What needs to be done:
Give back every line exactly as it appears, pictures excluded.

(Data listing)
.....

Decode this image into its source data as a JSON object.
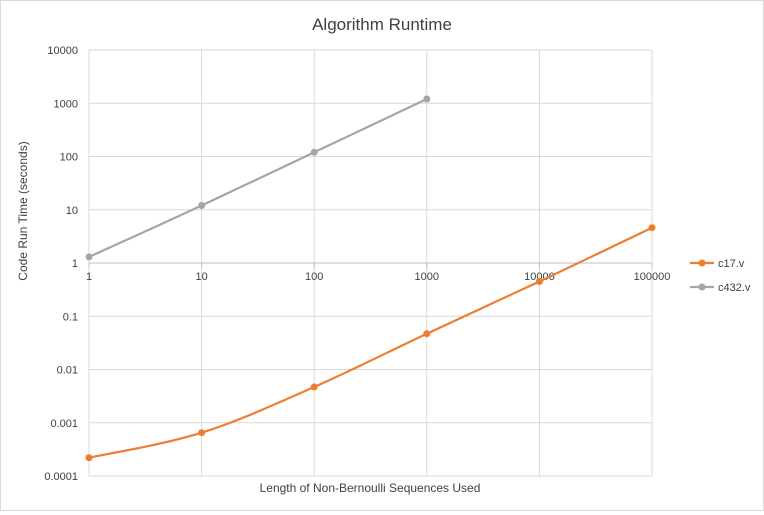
{
  "chart_data": {
    "type": "line",
    "title": "Algorithm Runtime",
    "xlabel": "Length  of Non-Bernoulli Sequences Used",
    "ylabel": "Code Run Time (seconds)",
    "x_scale": "log",
    "y_scale": "log",
    "xlim": [
      1,
      100000
    ],
    "ylim": [
      0.0001,
      10000
    ],
    "grid": true,
    "legend_position": "right",
    "x_ticks": [
      "1",
      "10",
      "100",
      "1000",
      "10000",
      "100000"
    ],
    "y_ticks": [
      "10000",
      "1000",
      "100",
      "10",
      "1",
      "0.1",
      "0.01",
      "0.001",
      "0.0001"
    ],
    "series": [
      {
        "name": "c17.v",
        "color": "#ed7d31",
        "x": [
          1,
          10,
          100,
          1000,
          10000,
          100000
        ],
        "y": [
          0.00022,
          0.00065,
          0.0047,
          0.047,
          0.45,
          4.6
        ]
      },
      {
        "name": "c432.v",
        "color": "#a5a5a5",
        "x": [
          1,
          10,
          100,
          1000
        ],
        "y": [
          1.3,
          12,
          120,
          1200
        ]
      }
    ]
  }
}
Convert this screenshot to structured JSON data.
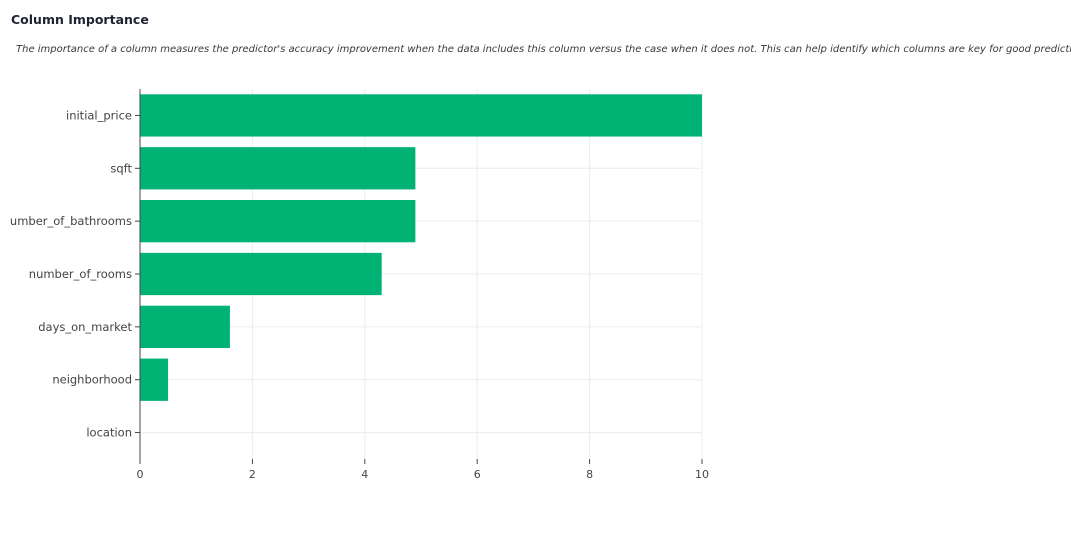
{
  "header": {
    "title": "Column Importance",
    "description": "The importance of a column measures the predictor's accuracy improvement when the data includes this column versus the case when it does not. This can help identify which columns are key for good predictions"
  },
  "colors": {
    "bar": "#00b274",
    "grid": "#e9ecef",
    "axis": "#444444"
  },
  "chart_data": {
    "type": "bar",
    "orientation": "horizontal",
    "categories": [
      "initial_price",
      "sqft",
      "umber_of_bathrooms",
      "number_of_rooms",
      "days_on_market",
      "neighborhood",
      "location"
    ],
    "values": [
      10,
      4.9,
      4.9,
      4.3,
      1.6,
      0.5,
      0
    ],
    "xlim": [
      0,
      10
    ],
    "xticks": [
      0,
      2,
      4,
      6,
      8,
      10
    ],
    "grid": true,
    "title": "",
    "xlabel": "",
    "ylabel": ""
  }
}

.....

Reply to the task:
Decode this image into its source data as a JSON object.
{
  "chart_data": {
    "type": "line",
    "title": "Algorithm Runtime",
    "xlabel": "Length  of Non-Bernoulli Sequences Used",
    "ylabel": "Code Run Time (seconds)",
    "x_scale": "log",
    "y_scale": "log",
    "xlim": [
      1,
      100000
    ],
    "ylim": [
      0.0001,
      10000
    ],
    "grid": true,
    "legend_position": "right",
    "x_ticks": [
      "1",
      "10",
      "100",
      "1000",
      "10000",
      "100000"
    ],
    "y_ticks": [
      "10000",
      "1000",
      "100",
      "10",
      "1",
      "0.1",
      "0.01",
      "0.001",
      "0.0001"
    ],
    "series": [
      {
        "name": "c17.v",
        "color": "#ed7d31",
        "x": [
          1,
          10,
          100,
          1000,
          10000,
          100000
        ],
        "y": [
          0.00022,
          0.00065,
          0.0047,
          0.047,
          0.45,
          4.6
        ]
      },
      {
        "name": "c432.v",
        "color": "#a5a5a5",
        "x": [
          1,
          10,
          100,
          1000
        ],
        "y": [
          1.3,
          12,
          120,
          1200
        ]
      }
    ]
  }
}
Convert this screenshot to structured JSON data.
{
  "header": {
    "title": "Column Importance",
    "description": "The importance of a column measures the predictor's accuracy improvement when the data includes this column versus the case when it does not. This can help identify which columns are key for good predictions"
  },
  "colors": {
    "bar": "#00b274",
    "grid": "#e9ecef",
    "axis": "#444444"
  },
  "chart_data": {
    "type": "bar",
    "orientation": "horizontal",
    "categories": [
      "initial_price",
      "sqft",
      "umber_of_bathrooms",
      "number_of_rooms",
      "days_on_market",
      "neighborhood",
      "location"
    ],
    "values": [
      10,
      4.9,
      4.9,
      4.3,
      1.6,
      0.5,
      0
    ],
    "xlim": [
      0,
      10
    ],
    "xticks": [
      0,
      2,
      4,
      6,
      8,
      10
    ],
    "grid": true,
    "title": "",
    "xlabel": "",
    "ylabel": ""
  }
}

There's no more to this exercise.